What you will do: Print the data exactly, leaving nothing out.

[Chart and figure data]

____

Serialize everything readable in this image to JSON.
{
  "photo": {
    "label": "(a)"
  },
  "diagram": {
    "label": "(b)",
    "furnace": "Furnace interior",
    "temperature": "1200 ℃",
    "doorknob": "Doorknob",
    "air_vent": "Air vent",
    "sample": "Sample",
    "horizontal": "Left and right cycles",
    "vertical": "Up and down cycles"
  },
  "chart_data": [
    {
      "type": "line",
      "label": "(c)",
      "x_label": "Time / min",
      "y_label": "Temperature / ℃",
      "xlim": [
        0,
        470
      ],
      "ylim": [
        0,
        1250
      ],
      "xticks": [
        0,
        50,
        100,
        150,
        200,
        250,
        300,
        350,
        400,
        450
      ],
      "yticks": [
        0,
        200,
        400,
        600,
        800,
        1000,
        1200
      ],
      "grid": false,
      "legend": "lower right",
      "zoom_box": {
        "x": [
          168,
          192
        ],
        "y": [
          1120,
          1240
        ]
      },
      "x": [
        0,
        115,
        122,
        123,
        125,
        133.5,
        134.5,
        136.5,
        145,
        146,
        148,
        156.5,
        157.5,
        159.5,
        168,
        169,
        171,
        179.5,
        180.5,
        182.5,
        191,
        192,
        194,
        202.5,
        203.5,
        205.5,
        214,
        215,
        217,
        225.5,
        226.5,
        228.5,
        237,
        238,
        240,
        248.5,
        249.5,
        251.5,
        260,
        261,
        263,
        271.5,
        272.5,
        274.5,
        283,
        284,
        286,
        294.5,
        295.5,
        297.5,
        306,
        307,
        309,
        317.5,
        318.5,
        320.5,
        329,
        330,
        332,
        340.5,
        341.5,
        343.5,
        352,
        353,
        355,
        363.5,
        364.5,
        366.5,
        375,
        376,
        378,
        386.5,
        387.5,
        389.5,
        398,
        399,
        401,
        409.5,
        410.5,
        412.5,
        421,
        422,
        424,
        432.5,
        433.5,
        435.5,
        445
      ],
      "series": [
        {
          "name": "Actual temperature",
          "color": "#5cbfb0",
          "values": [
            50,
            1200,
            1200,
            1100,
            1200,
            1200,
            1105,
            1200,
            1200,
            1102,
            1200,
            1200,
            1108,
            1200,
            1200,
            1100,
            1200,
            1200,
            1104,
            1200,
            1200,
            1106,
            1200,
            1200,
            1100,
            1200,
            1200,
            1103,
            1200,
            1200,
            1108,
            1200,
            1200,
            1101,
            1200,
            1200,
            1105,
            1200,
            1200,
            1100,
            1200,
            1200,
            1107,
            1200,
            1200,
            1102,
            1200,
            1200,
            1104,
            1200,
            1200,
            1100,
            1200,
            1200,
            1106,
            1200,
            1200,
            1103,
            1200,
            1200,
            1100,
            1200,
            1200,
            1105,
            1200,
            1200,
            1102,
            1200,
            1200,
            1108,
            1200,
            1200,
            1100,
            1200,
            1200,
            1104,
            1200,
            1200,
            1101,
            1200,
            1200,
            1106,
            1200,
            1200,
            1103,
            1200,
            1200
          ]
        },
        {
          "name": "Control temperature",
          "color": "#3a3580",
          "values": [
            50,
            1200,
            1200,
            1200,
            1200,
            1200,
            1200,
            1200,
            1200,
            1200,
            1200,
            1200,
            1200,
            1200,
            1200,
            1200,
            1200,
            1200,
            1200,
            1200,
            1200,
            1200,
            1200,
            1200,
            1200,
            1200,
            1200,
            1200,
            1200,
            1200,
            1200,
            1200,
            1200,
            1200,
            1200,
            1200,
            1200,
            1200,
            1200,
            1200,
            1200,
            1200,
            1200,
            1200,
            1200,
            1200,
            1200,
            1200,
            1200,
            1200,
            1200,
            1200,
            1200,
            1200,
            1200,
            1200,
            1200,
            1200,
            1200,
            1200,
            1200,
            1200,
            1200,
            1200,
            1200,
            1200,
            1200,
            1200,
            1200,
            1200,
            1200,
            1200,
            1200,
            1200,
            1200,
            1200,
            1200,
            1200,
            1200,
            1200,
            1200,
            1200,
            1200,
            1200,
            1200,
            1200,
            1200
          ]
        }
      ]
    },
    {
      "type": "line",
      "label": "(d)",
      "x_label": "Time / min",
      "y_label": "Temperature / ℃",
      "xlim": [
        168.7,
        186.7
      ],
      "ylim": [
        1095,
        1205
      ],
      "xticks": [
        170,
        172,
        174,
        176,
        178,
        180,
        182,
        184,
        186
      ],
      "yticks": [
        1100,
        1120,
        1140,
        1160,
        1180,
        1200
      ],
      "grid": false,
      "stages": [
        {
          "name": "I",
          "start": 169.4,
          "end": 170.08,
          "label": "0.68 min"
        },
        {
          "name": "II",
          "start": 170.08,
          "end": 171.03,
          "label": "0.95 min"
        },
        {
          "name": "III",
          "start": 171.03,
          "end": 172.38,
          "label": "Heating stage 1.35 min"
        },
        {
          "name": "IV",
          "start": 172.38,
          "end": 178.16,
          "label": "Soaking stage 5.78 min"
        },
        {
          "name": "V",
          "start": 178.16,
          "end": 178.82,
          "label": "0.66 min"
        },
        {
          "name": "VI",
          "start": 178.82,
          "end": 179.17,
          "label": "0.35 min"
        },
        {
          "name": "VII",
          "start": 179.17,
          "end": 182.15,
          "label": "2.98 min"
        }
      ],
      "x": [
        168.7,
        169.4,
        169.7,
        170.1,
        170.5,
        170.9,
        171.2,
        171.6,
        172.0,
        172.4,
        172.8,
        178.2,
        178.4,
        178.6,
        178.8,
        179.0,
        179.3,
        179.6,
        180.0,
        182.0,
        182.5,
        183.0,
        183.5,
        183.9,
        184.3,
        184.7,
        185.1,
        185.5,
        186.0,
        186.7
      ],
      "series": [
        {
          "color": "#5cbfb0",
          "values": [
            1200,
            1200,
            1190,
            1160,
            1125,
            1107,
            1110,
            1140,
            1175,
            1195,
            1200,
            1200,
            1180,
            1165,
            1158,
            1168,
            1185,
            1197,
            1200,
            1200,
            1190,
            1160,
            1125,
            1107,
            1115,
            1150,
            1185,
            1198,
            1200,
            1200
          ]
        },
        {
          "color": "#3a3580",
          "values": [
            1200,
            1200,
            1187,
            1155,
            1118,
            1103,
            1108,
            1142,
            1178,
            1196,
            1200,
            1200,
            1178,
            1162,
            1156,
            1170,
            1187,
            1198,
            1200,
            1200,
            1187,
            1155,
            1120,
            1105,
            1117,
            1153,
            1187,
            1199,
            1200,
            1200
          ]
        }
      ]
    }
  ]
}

____

Answer to the problem:
Serialize everything readable in this image to JSON.
{
  "photo": {
    "label": "(a)"
  },
  "diagram": {
    "label": "(b)",
    "furnace": "Furnace interior",
    "temperature": "1200 ℃",
    "doorknob": "Doorknob",
    "air_vent": "Air vent",
    "sample": "Sample",
    "horizontal": "Left and right cycles",
    "vertical": "Up and down cycles"
  },
  "chart_data": [
    {
      "type": "line",
      "label": "(c)",
      "x_label": "Time / min",
      "y_label": "Temperature / ℃",
      "xlim": [
        0,
        470
      ],
      "ylim": [
        0,
        1250
      ],
      "xticks": [
        0,
        50,
        100,
        150,
        200,
        250,
        300,
        350,
        400,
        450
      ],
      "yticks": [
        0,
        200,
        400,
        600,
        800,
        1000,
        1200
      ],
      "grid": false,
      "legend": "lower right",
      "zoom_box": {
        "x": [
          168,
          192
        ],
        "y": [
          1120,
          1240
        ]
      },
      "x": [
        0,
        115,
        122,
        123,
        125,
        133.5,
        134.5,
        136.5,
        145,
        146,
        148,
        156.5,
        157.5,
        159.5,
        168,
        169,
        171,
        179.5,
        180.5,
        182.5,
        191,
        192,
        194,
        202.5,
        203.5,
        205.5,
        214,
        215,
        217,
        225.5,
        226.5,
        228.5,
        237,
        238,
        240,
        248.5,
        249.5,
        251.5,
        260,
        261,
        263,
        271.5,
        272.5,
        274.5,
        283,
        284,
        286,
        294.5,
        295.5,
        297.5,
        306,
        307,
        309,
        317.5,
        318.5,
        320.5,
        329,
        330,
        332,
        340.5,
        341.5,
        343.5,
        352,
        353,
        355,
        363.5,
        364.5,
        366.5,
        375,
        376,
        378,
        386.5,
        387.5,
        389.5,
        398,
        399,
        401,
        409.5,
        410.5,
        412.5,
        421,
        422,
        424,
        432.5,
        433.5,
        435.5,
        445
      ],
      "series": [
        {
          "name": "Actual temperature",
          "color": "#5cbfb0",
          "values": [
            50,
            1200,
            1200,
            1100,
            1200,
            1200,
            1105,
            1200,
            1200,
            1102,
            1200,
            1200,
            1108,
            1200,
            1200,
            1100,
            1200,
            1200,
            1104,
            1200,
            1200,
            1106,
            1200,
            1200,
            1100,
            1200,
            1200,
            1103,
            1200,
            1200,
            1108,
            1200,
            1200,
            1101,
            1200,
            1200,
            1105,
            1200,
            1200,
            1100,
            1200,
            1200,
            1107,
            1200,
            1200,
            1102,
            1200,
            1200,
            1104,
            1200,
            1200,
            1100,
            1200,
            1200,
            1106,
            1200,
            1200,
            1103,
            1200,
            1200,
            1100,
            1200,
            1200,
            1105,
            1200,
            1200,
            1102,
            1200,
            1200,
            1108,
            1200,
            1200,
            1100,
            1200,
            1200,
            1104,
            1200,
            1200,
            1101,
            1200,
            1200,
            1106,
            1200,
            1200,
            1103,
            1200,
            1200
          ]
        },
        {
          "name": "Control temperature",
          "color": "#3a3580",
          "values": [
            50,
            1200,
            1200,
            1200,
            1200,
            1200,
            1200,
            1200,
            1200,
            1200,
            1200,
            1200,
            1200,
            1200,
            1200,
            1200,
            1200,
            1200,
            1200,
            1200,
            1200,
            1200,
            1200,
            1200,
            1200,
            1200,
            1200,
            1200,
            1200,
            1200,
            1200,
            1200,
            1200,
            1200,
            1200,
            1200,
            1200,
            1200,
            1200,
            1200,
            1200,
            1200,
            1200,
            1200,
            1200,
            1200,
            1200,
            1200,
            1200,
            1200,
            1200,
            1200,
            1200,
            1200,
            1200,
            1200,
            1200,
            1200,
            1200,
            1200,
            1200,
            1200,
            1200,
            1200,
            1200,
            1200,
            1200,
            1200,
            1200,
            1200,
            1200,
            1200,
            1200,
            1200,
            1200,
            1200,
            1200,
            1200,
            1200,
            1200,
            1200,
            1200,
            1200,
            1200,
            1200,
            1200,
            1200
          ]
        }
      ]
    },
    {
      "type": "line",
      "label": "(d)",
      "x_label": "Time / min",
      "y_label": "Temperature / ℃",
      "xlim": [
        168.7,
        186.7
      ],
      "ylim": [
        1095,
        1205
      ],
      "xticks": [
        170,
        172,
        174,
        176,
        178,
        180,
        182,
        184,
        186
      ],
      "yticks": [
        1100,
        1120,
        1140,
        1160,
        1180,
        1200
      ],
      "grid": false,
      "stages": [
        {
          "name": "I",
          "start": 169.4,
          "end": 170.08,
          "label": "0.68 min"
        },
        {
          "name": "II",
          "start": 170.08,
          "end": 171.03,
          "label": "0.95 min"
        },
        {
          "name": "III",
          "start": 171.03,
          "end": 172.38,
          "label": "Heating stage 1.35 min"
        },
        {
          "name": "IV",
          "start": 172.38,
          "end": 178.16,
          "label": "Soaking stage 5.78 min"
        },
        {
          "name": "V",
          "start": 178.16,
          "end": 178.82,
          "label": "0.66 min"
        },
        {
          "name": "VI",
          "start": 178.82,
          "end": 179.17,
          "label": "0.35 min"
        },
        {
          "name": "VII",
          "start": 179.17,
          "end": 182.15,
          "label": "2.98 min"
        }
      ],
      "x": [
        168.7,
        169.4,
        169.7,
        170.1,
        170.5,
        170.9,
        171.2,
        171.6,
        172.0,
        172.4,
        172.8,
        178.2,
        178.4,
        178.6,
        178.8,
        179.0,
        179.3,
        179.6,
        180.0,
        182.0,
        182.5,
        183.0,
        183.5,
        183.9,
        184.3,
        184.7,
        185.1,
        185.5,
        186.0,
        186.7
      ],
      "series": [
        {
          "color": "#5cbfb0",
          "values": [
            1200,
            1200,
            1190,
            1160,
            1125,
            1107,
            1110,
            1140,
            1175,
            1195,
            1200,
            1200,
            1180,
            1165,
            1158,
            1168,
            1185,
            1197,
            1200,
            1200,
            1190,
            1160,
            1125,
            1107,
            1115,
            1150,
            1185,
            1198,
            1200,
            1200
          ]
        },
        {
          "color": "#3a3580",
          "values": [
            1200,
            1200,
            1187,
            1155,
            1118,
            1103,
            1108,
            1142,
            1178,
            1196,
            1200,
            1200,
            1178,
            1162,
            1156,
            1170,
            1187,
            1198,
            1200,
            1200,
            1187,
            1155,
            1120,
            1105,
            1117,
            1153,
            1187,
            1199,
            1200,
            1200
          ]
        }
      ]
    }
  ]
}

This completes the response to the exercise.